● Ziel der Übung: Gib sämtliche folgenden Einträge Zeile für Zeile wortgetreu und ohne jede Änderung wieder.

● Einträge des Datensatzes:
····················

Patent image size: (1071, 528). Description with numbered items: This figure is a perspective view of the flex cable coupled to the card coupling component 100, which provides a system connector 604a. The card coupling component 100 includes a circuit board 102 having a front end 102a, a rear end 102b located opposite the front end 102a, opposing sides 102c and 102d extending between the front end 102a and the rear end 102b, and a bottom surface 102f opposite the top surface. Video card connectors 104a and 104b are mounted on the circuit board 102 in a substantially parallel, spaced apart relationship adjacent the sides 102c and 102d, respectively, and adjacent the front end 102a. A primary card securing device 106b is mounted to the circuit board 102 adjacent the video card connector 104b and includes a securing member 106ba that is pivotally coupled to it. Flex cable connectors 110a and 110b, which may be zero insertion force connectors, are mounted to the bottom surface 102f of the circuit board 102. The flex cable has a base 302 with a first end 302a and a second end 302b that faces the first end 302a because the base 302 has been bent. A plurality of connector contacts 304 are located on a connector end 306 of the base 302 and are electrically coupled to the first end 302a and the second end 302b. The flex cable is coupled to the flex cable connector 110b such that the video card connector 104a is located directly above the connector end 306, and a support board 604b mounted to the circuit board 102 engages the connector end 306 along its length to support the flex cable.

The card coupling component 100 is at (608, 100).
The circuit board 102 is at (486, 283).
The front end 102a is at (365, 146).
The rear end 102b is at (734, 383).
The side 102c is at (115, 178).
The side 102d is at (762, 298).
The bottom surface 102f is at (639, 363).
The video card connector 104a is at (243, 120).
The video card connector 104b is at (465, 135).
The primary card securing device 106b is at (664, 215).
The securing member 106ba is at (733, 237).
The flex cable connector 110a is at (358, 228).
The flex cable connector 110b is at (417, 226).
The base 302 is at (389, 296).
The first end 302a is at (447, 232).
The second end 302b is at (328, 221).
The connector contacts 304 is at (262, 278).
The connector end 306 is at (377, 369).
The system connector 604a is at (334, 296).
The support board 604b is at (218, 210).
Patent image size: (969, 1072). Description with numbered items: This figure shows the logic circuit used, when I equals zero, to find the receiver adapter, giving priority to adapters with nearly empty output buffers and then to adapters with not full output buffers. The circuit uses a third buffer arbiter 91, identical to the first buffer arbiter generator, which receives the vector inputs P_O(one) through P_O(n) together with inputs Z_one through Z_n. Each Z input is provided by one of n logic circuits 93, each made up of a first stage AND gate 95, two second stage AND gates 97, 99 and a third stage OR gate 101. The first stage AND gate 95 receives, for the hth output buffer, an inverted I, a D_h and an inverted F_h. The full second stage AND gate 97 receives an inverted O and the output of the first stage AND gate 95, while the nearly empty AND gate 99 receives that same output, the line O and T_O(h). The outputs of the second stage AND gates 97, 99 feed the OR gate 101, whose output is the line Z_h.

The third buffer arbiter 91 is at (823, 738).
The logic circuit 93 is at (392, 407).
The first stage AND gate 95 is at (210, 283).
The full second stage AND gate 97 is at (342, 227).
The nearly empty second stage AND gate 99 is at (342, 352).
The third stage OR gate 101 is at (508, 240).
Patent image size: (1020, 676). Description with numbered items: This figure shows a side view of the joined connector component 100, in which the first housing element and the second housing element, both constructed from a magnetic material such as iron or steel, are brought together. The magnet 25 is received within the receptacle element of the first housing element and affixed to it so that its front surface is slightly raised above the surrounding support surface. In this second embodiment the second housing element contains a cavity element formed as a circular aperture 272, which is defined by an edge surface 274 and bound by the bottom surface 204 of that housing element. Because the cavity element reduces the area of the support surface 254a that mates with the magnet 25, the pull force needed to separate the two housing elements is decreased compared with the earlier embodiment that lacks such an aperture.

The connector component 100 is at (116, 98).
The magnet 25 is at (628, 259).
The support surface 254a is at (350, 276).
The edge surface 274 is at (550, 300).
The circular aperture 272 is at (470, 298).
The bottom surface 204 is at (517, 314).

····················

● Schriftliche Antwort:
Patent image size: (1071, 528). Description with numbered items: This figure is a perspective view of the flex cable coupled to the card coupling component 100, which provides a system connector 604a. The card coupling component 100 includes a circuit board 102 having a front end 102a, a rear end 102b located opposite the front end 102a, opposing sides 102c and 102d extending between the front end 102a and the rear end 102b, and a bottom surface 102f opposite the top surface. Video card connectors 104a and 104b are mounted on the circuit board 102 in a substantially parallel, spaced apart relationship adjacent the sides 102c and 102d, respectively, and adjacent the front end 102a. A primary card securing device 106b is mounted to the circuit board 102 adjacent the video card connector 104b and includes a securing member 106ba that is pivotally coupled to it. Flex cable connectors 110a and 110b, which may be zero insertion force connectors, are mounted to the bottom surface 102f of the circuit board 102. The flex cable has a base 302 with a first end 302a and a second end 302b that faces the first end 302a because the base 302 has been bent. A plurality of connector contacts 304 are located on a connector end 306 of the base 302 and are electrically coupled to the first end 302a and the second end 302b. The flex cable is coupled to the flex cable connector 110b such that the video card connector 104a is located directly above the connector end 306, and a support board 604b mounted to the circuit board 102 engages the connector end 306 along its length to support the flex cable.

The card coupling component 100 is at (608, 100).
The circuit board 102 is at (486, 283).
The front end 102a is at (365, 146).
The rear end 102b is at (734, 383).
The side 102c is at (115, 178).
The side 102d is at (762, 298).
The bottom surface 102f is at (639, 363).
The video card connector 104a is at (243, 120).
The video card connector 104b is at (465, 135).
The primary card securing device 106b is at (664, 215).
The securing member 106ba is at (733, 237).
The flex cable connector 110a is at (358, 228).
The flex cable connector 110b is at (417, 226).
The base 302 is at (389, 296).
The first end 302a is at (447, 232).
The second end 302b is at (328, 221).
The connector contacts 304 is at (262, 278).
The connector end 306 is at (377, 369).
The system connector 604a is at (334, 296).
The support board 604b is at (218, 210).
Patent image size: (969, 1072). Description with numbered items: This figure shows the logic circuit used, when I equals zero, to find the receiver adapter, giving priority to adapters with nearly empty output buffers and then to adapters with not full output buffers. The circuit uses a third buffer arbiter 91, identical to the first buffer arbiter generator, which receives the vector inputs P_O(one) through P_O(n) together with inputs Z_one through Z_n. Each Z input is provided by one of n logic circuits 93, each made up of a first stage AND gate 95, two second stage AND gates 97, 99 and a third stage OR gate 101. The first stage AND gate 95 receives, for the hth output buffer, an inverted I, a D_h and an inverted F_h. The full second stage AND gate 97 receives an inverted O and the output of the first stage AND gate 95, while the nearly empty AND gate 99 receives that same output, the line O and T_O(h). The outputs of the second stage AND gates 97, 99 feed the OR gate 101, whose output is the line Z_h.

The third buffer arbiter 91 is at (823, 738).
The logic circuit 93 is at (392, 407).
The first stage AND gate 95 is at (210, 283).
The full second stage AND gate 97 is at (342, 227).
The nearly empty second stage AND gate 99 is at (342, 352).
The third stage OR gate 101 is at (508, 240).
Patent image size: (1020, 676). Description with numbered items: This figure shows a side view of the joined connector component 100, in which the first housing element and the second housing element, both constructed from a magnetic material such as iron or steel, are brought together. The magnet 25 is received within the receptacle element of the first housing element and affixed to it so that its front surface is slightly raised above the surrounding support surface. In this second embodiment the second housing element contains a cavity element formed as a circular aperture 272, which is defined by an edge surface 274 and bound by the bottom surface 204 of that housing element. Because the cavity element reduces the area of the support surface 254a that mates with the magnet 25, the pull force needed to separate the two housing elements is decreased compared with the earlier embodiment that lacks such an aperture.

The connector component 100 is at (116, 98).
The magnet 25 is at (628, 259).
The support surface 254a is at (350, 276).
The edge surface 274 is at (550, 300).
The circular aperture 272 is at (470, 298).
The bottom surface 204 is at (517, 314).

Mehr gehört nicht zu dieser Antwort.